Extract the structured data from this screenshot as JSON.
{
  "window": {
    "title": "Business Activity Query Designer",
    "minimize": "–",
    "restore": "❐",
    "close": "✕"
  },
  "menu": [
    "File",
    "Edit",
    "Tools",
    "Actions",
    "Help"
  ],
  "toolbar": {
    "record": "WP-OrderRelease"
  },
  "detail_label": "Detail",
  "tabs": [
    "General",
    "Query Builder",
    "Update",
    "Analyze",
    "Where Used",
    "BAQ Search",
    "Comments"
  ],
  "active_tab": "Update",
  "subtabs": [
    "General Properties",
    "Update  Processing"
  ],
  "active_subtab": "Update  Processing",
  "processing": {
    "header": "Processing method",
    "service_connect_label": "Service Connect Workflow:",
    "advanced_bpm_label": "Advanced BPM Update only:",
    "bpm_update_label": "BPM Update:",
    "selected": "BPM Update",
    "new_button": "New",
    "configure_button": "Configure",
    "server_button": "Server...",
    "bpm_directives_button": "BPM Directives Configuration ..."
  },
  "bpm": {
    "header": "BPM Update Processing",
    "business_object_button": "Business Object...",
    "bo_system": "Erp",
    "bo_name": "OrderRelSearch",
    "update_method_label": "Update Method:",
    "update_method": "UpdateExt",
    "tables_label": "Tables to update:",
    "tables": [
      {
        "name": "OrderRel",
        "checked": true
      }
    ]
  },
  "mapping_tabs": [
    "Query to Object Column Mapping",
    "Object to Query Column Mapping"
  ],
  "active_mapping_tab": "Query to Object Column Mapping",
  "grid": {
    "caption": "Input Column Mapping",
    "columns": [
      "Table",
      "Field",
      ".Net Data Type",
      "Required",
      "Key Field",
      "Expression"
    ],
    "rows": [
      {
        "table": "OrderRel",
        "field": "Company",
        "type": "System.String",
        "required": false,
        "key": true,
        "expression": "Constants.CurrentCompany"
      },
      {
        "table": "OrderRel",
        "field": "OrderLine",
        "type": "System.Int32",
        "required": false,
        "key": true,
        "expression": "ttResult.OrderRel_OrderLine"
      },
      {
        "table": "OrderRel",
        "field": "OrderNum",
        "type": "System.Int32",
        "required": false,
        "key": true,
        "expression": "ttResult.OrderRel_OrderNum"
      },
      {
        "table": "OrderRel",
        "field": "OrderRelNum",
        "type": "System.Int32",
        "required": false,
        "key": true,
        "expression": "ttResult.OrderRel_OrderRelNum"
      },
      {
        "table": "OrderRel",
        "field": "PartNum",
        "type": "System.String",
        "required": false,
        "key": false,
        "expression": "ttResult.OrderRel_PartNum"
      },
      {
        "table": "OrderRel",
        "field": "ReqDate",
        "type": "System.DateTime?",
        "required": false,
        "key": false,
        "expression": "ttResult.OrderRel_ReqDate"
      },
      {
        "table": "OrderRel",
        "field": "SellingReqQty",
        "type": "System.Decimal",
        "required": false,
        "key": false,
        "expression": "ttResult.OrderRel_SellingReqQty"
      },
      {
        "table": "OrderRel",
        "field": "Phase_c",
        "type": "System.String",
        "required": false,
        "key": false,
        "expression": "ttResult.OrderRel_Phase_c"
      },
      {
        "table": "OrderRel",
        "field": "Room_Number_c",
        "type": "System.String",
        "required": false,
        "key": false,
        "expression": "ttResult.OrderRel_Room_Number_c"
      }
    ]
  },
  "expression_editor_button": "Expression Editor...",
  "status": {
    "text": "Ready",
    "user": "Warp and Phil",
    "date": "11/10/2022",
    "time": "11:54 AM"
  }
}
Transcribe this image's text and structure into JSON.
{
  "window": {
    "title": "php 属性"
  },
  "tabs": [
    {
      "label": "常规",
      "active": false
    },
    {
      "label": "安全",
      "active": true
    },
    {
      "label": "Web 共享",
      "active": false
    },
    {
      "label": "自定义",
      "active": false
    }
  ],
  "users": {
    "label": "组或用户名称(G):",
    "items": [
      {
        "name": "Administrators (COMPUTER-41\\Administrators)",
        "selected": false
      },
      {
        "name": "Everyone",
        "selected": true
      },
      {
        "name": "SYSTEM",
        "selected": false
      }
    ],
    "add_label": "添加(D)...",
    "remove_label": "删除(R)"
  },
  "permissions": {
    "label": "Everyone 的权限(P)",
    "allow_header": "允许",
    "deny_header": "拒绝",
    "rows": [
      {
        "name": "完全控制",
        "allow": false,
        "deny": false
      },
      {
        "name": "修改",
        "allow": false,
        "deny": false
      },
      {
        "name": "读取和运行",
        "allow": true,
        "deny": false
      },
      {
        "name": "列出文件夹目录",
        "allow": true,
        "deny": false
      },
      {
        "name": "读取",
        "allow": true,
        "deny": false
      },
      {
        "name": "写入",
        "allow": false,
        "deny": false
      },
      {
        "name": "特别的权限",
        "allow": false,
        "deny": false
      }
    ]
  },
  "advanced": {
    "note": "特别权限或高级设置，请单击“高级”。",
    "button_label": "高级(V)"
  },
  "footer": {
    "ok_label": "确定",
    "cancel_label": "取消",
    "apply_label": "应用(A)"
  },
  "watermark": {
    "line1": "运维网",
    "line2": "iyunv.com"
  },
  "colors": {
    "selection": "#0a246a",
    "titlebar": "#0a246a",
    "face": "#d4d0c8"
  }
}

-*-

(Requirement) From the records above, extract everything verbatim.

(Solution)
Extract the structured data from this screenshot as JSON.
{
  "window": {
    "title": "Business Activity Query Designer",
    "minimize": "–",
    "restore": "❐",
    "close": "✕"
  },
  "menu": [
    "File",
    "Edit",
    "Tools",
    "Actions",
    "Help"
  ],
  "toolbar": {
    "record": "WP-OrderRelease"
  },
  "detail_label": "Detail",
  "tabs": [
    "General",
    "Query Builder",
    "Update",
    "Analyze",
    "Where Used",
    "BAQ Search",
    "Comments"
  ],
  "active_tab": "Update",
  "subtabs": [
    "General Properties",
    "Update  Processing"
  ],
  "active_subtab": "Update  Processing",
  "processing": {
    "header": "Processing method",
    "service_connect_label": "Service Connect Workflow:",
    "advanced_bpm_label": "Advanced BPM Update only:",
    "bpm_update_label": "BPM Update:",
    "selected": "BPM Update",
    "new_button": "New",
    "configure_button": "Configure",
    "server_button": "Server...",
    "bpm_directives_button": "BPM Directives Configuration ..."
  },
  "bpm": {
    "header": "BPM Update Processing",
    "business_object_button": "Business Object...",
    "bo_system": "Erp",
    "bo_name": "OrderRelSearch",
    "update_method_label": "Update Method:",
    "update_method": "UpdateExt",
    "tables_label": "Tables to update:",
    "tables": [
      {
        "name": "OrderRel",
        "checked": true
      }
    ]
  },
  "mapping_tabs": [
    "Query to Object Column Mapping",
    "Object to Query Column Mapping"
  ],
  "active_mapping_tab": "Query to Object Column Mapping",
  "grid": {
    "caption": "Input Column Mapping",
    "columns": [
      "Table",
      "Field",
      ".Net Data Type",
      "Required",
      "Key Field",
      "Expression"
    ],
    "rows": [
      {
        "table": "OrderRel",
        "field": "Company",
        "type": "System.String",
        "required": false,
        "key": true,
        "expression": "Constants.CurrentCompany"
      },
      {
        "table": "OrderRel",
        "field": "OrderLine",
        "type": "System.Int32",
        "required": false,
        "key": true,
        "expression": "ttResult.OrderRel_OrderLine"
      },
      {
        "table": "OrderRel",
        "field": "OrderNum",
        "type": "System.Int32",
        "required": false,
        "key": true,
        "expression": "ttResult.OrderRel_OrderNum"
      },
      {
        "table": "OrderRel",
        "field": "OrderRelNum",
        "type": "System.Int32",
        "required": false,
        "key": true,
        "expression": "ttResult.OrderRel_OrderRelNum"
      },
      {
        "table": "OrderRel",
        "field": "PartNum",
        "type": "System.String",
        "required": false,
        "key": false,
        "expression": "ttResult.OrderRel_PartNum"
      },
      {
        "table": "OrderRel",
        "field": "ReqDate",
        "type": "System.DateTime?",
        "required": false,
        "key": false,
        "expression": "ttResult.OrderRel_ReqDate"
      },
      {
        "table": "OrderRel",
        "field": "SellingReqQty",
        "type": "System.Decimal",
        "required": false,
        "key": false,
        "expression": "ttResult.OrderRel_SellingReqQty"
      },
      {
        "table": "OrderRel",
        "field": "Phase_c",
        "type": "System.String",
        "required": false,
        "key": false,
        "expression": "ttResult.OrderRel_Phase_c"
      },
      {
        "table": "OrderRel",
        "field": "Room_Number_c",
        "type": "System.String",
        "required": false,
        "key": false,
        "expression": "ttResult.OrderRel_Room_Number_c"
      }
    ]
  },
  "expression_editor_button": "Expression Editor...",
  "status": {
    "text": "Ready",
    "user": "Warp and Phil",
    "date": "11/10/2022",
    "time": "11:54 AM"
  }
}
Transcribe this image's text and structure into JSON.
{
  "window": {
    "title": "php 属性"
  },
  "tabs": [
    {
      "label": "常规",
      "active": false
    },
    {
      "label": "安全",
      "active": true
    },
    {
      "label": "Web 共享",
      "active": false
    },
    {
      "label": "自定义",
      "active": false
    }
  ],
  "users": {
    "label": "组或用户名称(G):",
    "items": [
      {
        "name": "Administrators (COMPUTER-41\\Administrators)",
        "selected": false
      },
      {
        "name": "Everyone",
        "selected": true
      },
      {
        "name": "SYSTEM",
        "selected": false
      }
    ],
    "add_label": "添加(D)...",
    "remove_label": "删除(R)"
  },
  "permissions": {
    "label": "Everyone 的权限(P)",
    "allow_header": "允许",
    "deny_header": "拒绝",
    "rows": [
      {
        "name": "完全控制",
        "allow": false,
        "deny": false
      },
      {
        "name": "修改",
        "allow": false,
        "deny": false
      },
      {
        "name": "读取和运行",
        "allow": true,
        "deny": false
      },
      {
        "name": "列出文件夹目录",
        "allow": true,
        "deny": false
      },
      {
        "name": "读取",
        "allow": true,
        "deny": false
      },
      {
        "name": "写入",
        "allow": false,
        "deny": false
      },
      {
        "name": "特别的权限",
        "allow": false,
        "deny": false
      }
    ]
  },
  "advanced": {
    "note": "特别权限或高级设置，请单击“高级”。",
    "button_label": "高级(V)"
  },
  "footer": {
    "ok_label": "确定",
    "cancel_label": "取消",
    "apply_label": "应用(A)"
  },
  "watermark": {
    "line1": "运维网",
    "line2": "iyunv.com"
  },
  "colors": {
    "selection": "#0a246a",
    "titlebar": "#0a246a",
    "face": "#d4d0c8"
  }
}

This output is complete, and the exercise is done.